■ Assignment
Every line of the data, first to last, must be written out unchanged.

Entries from a dataset of interfaces
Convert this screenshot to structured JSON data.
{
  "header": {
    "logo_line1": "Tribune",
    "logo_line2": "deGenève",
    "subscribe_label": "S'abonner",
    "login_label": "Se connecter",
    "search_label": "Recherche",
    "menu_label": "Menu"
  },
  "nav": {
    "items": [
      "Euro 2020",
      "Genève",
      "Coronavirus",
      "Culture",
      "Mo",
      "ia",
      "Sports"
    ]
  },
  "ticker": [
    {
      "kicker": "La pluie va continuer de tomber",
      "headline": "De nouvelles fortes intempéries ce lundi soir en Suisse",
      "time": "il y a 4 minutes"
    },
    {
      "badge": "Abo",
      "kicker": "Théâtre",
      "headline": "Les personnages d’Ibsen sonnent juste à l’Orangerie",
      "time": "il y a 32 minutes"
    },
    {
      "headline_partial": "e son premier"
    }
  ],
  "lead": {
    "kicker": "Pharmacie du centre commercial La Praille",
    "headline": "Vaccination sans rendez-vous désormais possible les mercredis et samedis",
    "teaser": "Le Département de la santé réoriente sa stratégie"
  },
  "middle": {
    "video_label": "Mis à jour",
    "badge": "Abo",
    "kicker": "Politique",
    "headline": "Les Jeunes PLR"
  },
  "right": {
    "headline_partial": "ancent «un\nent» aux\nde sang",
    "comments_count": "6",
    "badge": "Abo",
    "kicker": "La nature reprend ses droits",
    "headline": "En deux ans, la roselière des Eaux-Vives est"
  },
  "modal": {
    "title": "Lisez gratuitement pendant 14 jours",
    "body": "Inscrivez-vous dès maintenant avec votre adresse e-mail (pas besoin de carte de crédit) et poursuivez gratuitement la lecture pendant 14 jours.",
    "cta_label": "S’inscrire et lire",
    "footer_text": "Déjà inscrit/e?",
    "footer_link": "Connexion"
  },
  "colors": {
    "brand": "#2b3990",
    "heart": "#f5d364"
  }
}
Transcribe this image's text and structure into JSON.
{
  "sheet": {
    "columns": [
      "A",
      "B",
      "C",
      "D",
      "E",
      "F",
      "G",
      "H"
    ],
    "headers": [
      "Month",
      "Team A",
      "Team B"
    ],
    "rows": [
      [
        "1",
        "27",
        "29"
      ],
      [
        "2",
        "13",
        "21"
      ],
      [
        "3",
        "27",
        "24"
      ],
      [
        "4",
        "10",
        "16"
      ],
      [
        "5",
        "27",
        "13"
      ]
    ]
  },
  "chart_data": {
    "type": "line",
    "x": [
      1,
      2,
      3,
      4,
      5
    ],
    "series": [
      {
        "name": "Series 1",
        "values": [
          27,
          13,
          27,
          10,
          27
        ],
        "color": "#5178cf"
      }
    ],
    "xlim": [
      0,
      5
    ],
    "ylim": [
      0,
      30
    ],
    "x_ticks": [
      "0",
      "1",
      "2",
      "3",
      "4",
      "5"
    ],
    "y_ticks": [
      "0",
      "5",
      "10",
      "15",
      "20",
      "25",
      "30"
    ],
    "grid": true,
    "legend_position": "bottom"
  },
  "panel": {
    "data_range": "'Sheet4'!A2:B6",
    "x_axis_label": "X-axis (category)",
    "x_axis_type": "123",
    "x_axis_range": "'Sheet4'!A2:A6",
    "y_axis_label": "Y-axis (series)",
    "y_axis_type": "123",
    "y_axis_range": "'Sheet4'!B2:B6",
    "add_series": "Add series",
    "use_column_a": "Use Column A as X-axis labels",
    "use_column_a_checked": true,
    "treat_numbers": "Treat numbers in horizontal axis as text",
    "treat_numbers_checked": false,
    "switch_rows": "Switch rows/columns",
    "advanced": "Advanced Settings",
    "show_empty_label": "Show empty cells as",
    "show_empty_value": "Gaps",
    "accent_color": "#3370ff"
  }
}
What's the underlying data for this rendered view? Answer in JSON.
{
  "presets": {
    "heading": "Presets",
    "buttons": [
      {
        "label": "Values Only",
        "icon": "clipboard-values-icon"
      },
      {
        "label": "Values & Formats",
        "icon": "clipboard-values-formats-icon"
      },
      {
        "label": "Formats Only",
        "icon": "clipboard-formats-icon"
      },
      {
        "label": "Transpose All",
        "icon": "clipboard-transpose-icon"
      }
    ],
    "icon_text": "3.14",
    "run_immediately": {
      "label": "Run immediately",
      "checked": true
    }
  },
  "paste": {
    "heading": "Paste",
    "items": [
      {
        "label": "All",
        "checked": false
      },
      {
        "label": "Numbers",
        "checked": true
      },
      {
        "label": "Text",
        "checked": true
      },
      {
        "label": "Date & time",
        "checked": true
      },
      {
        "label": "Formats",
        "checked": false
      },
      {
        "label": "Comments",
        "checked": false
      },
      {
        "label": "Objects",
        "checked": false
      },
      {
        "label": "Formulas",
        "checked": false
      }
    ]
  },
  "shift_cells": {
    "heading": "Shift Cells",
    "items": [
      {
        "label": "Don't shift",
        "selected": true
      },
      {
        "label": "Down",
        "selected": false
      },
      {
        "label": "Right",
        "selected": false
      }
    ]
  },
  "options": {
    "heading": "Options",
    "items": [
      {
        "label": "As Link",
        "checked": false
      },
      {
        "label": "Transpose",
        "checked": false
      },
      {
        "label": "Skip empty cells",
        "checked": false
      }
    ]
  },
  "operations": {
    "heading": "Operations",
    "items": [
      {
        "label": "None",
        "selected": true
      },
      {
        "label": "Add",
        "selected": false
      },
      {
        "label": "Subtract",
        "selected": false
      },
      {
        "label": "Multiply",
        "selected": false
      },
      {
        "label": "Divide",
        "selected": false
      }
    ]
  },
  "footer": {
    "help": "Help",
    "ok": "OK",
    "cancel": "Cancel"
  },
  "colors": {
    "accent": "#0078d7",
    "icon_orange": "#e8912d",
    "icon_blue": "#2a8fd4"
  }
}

■ The answer
Convert this screenshot to structured JSON data.
{
  "header": {
    "logo_line1": "Tribune",
    "logo_line2": "deGenève",
    "subscribe_label": "S'abonner",
    "login_label": "Se connecter",
    "search_label": "Recherche",
    "menu_label": "Menu"
  },
  "nav": {
    "items": [
      "Euro 2020",
      "Genève",
      "Coronavirus",
      "Culture",
      "Mo",
      "ia",
      "Sports"
    ]
  },
  "ticker": [
    {
      "kicker": "La pluie va continuer de tomber",
      "headline": "De nouvelles fortes intempéries ce lundi soir en Suisse",
      "time": "il y a 4 minutes"
    },
    {
      "badge": "Abo",
      "kicker": "Théâtre",
      "headline": "Les personnages d’Ibsen sonnent juste à l’Orangerie",
      "time": "il y a 32 minutes"
    },
    {
      "headline_partial": "e son premier"
    }
  ],
  "lead": {
    "kicker": "Pharmacie du centre commercial La Praille",
    "headline": "Vaccination sans rendez-vous désormais possible les mercredis et samedis",
    "teaser": "Le Département de la santé réoriente sa stratégie"
  },
  "middle": {
    "video_label": "Mis à jour",
    "badge": "Abo",
    "kicker": "Politique",
    "headline": "Les Jeunes PLR"
  },
  "right": {
    "headline_partial": "ancent «un\nent» aux\nde sang",
    "comments_count": "6",
    "badge": "Abo",
    "kicker": "La nature reprend ses droits",
    "headline": "En deux ans, la roselière des Eaux-Vives est"
  },
  "modal": {
    "title": "Lisez gratuitement pendant 14 jours",
    "body": "Inscrivez-vous dès maintenant avec votre adresse e-mail (pas besoin de carte de crédit) et poursuivez gratuitement la lecture pendant 14 jours.",
    "cta_label": "S’inscrire et lire",
    "footer_text": "Déjà inscrit/e?",
    "footer_link": "Connexion"
  },
  "colors": {
    "brand": "#2b3990",
    "heart": "#f5d364"
  }
}
Transcribe this image's text and structure into JSON.
{
  "sheet": {
    "columns": [
      "A",
      "B",
      "C",
      "D",
      "E",
      "F",
      "G",
      "H"
    ],
    "headers": [
      "Month",
      "Team A",
      "Team B"
    ],
    "rows": [
      [
        "1",
        "27",
        "29"
      ],
      [
        "2",
        "13",
        "21"
      ],
      [
        "3",
        "27",
        "24"
      ],
      [
        "4",
        "10",
        "16"
      ],
      [
        "5",
        "27",
        "13"
      ]
    ]
  },
  "chart_data": {
    "type": "line",
    "x": [
      1,
      2,
      3,
      4,
      5
    ],
    "series": [
      {
        "name": "Series 1",
        "values": [
          27,
          13,
          27,
          10,
          27
        ],
        "color": "#5178cf"
      }
    ],
    "xlim": [
      0,
      5
    ],
    "ylim": [
      0,
      30
    ],
    "x_ticks": [
      "0",
      "1",
      "2",
      "3",
      "4",
      "5"
    ],
    "y_ticks": [
      "0",
      "5",
      "10",
      "15",
      "20",
      "25",
      "30"
    ],
    "grid": true,
    "legend_position": "bottom"
  },
  "panel": {
    "data_range": "'Sheet4'!A2:B6",
    "x_axis_label": "X-axis (category)",
    "x_axis_type": "123",
    "x_axis_range": "'Sheet4'!A2:A6",
    "y_axis_label": "Y-axis (series)",
    "y_axis_type": "123",
    "y_axis_range": "'Sheet4'!B2:B6",
    "add_series": "Add series",
    "use_column_a": "Use Column A as X-axis labels",
    "use_column_a_checked": true,
    "treat_numbers": "Treat numbers in horizontal axis as text",
    "treat_numbers_checked": false,
    "switch_rows": "Switch rows/columns",
    "advanced": "Advanced Settings",
    "show_empty_label": "Show empty cells as",
    "show_empty_value": "Gaps",
    "accent_color": "#3370ff"
  }
}
What's the underlying data for this rendered view? Answer in JSON.
{
  "presets": {
    "heading": "Presets",
    "buttons": [
      {
        "label": "Values Only",
        "icon": "clipboard-values-icon"
      },
      {
        "label": "Values & Formats",
        "icon": "clipboard-values-formats-icon"
      },
      {
        "label": "Formats Only",
        "icon": "clipboard-formats-icon"
      },
      {
        "label": "Transpose All",
        "icon": "clipboard-transpose-icon"
      }
    ],
    "icon_text": "3.14",
    "run_immediately": {
      "label": "Run immediately",
      "checked": true
    }
  },
  "paste": {
    "heading": "Paste",
    "items": [
      {
        "label": "All",
        "checked": false
      },
      {
        "label": "Numbers",
        "checked": true
      },
      {
        "label": "Text",
        "checked": true
      },
      {
        "label": "Date & time",
        "checked": true
      },
      {
        "label": "Formats",
        "checked": false
      },
      {
        "label": "Comments",
        "checked": false
      },
      {
        "label": "Objects",
        "checked": false
      },
      {
        "label": "Formulas",
        "checked": false
      }
    ]
  },
  "shift_cells": {
    "heading": "Shift Cells",
    "items": [
      {
        "label": "Don't shift",
        "selected": true
      },
      {
        "label": "Down",
        "selected": false
      },
      {
        "label": "Right",
        "selected": false
      }
    ]
  },
  "options": {
    "heading": "Options",
    "items": [
      {
        "label": "As Link",
        "checked": false
      },
      {
        "label": "Transpose",
        "checked": false
      },
      {
        "label": "Skip empty cells",
        "checked": false
      }
    ]
  },
  "operations": {
    "heading": "Operations",
    "items": [
      {
        "label": "None",
        "selected": true
      },
      {
        "label": "Add",
        "selected": false
      },
      {
        "label": "Subtract",
        "selected": false
      },
      {
        "label": "Multiply",
        "selected": false
      },
      {
        "label": "Divide",
        "selected": false
      }
    ]
  },
  "footer": {
    "help": "Help",
    "ok": "OK",
    "cancel": "Cancel"
  },
  "colors": {
    "accent": "#0078d7",
    "icon_orange": "#e8912d",
    "icon_blue": "#2a8fd4"
  }
}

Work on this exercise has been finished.